>> Begin Recorded information

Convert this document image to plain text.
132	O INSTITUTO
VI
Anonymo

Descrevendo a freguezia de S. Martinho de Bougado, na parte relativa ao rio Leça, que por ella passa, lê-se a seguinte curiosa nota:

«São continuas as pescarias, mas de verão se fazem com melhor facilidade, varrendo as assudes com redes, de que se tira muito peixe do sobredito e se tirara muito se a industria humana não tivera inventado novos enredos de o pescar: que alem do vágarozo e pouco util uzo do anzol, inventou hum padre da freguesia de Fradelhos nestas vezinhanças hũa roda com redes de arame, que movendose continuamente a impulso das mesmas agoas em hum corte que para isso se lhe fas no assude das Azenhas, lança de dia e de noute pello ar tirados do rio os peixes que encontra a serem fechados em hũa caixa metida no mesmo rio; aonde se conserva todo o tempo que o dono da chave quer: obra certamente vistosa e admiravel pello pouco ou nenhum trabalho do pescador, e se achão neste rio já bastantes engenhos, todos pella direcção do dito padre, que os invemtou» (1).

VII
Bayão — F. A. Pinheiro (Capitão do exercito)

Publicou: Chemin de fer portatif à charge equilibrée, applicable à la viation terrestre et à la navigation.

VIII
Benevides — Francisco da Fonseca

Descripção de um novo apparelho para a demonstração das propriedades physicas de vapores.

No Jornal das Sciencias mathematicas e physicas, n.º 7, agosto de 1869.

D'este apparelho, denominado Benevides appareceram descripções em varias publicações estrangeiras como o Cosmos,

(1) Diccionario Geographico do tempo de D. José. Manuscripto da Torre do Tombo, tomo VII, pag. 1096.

>> End Recorded information

= Direction =
Find every line in the records that contains the word "Benevides"; copy those lines.

= Full solution =
Benevides — Francisco da Fonseca
D'este apparelho, denominado Benevides appareceram descripções em varias publicações estrangeiras como o Cosmos,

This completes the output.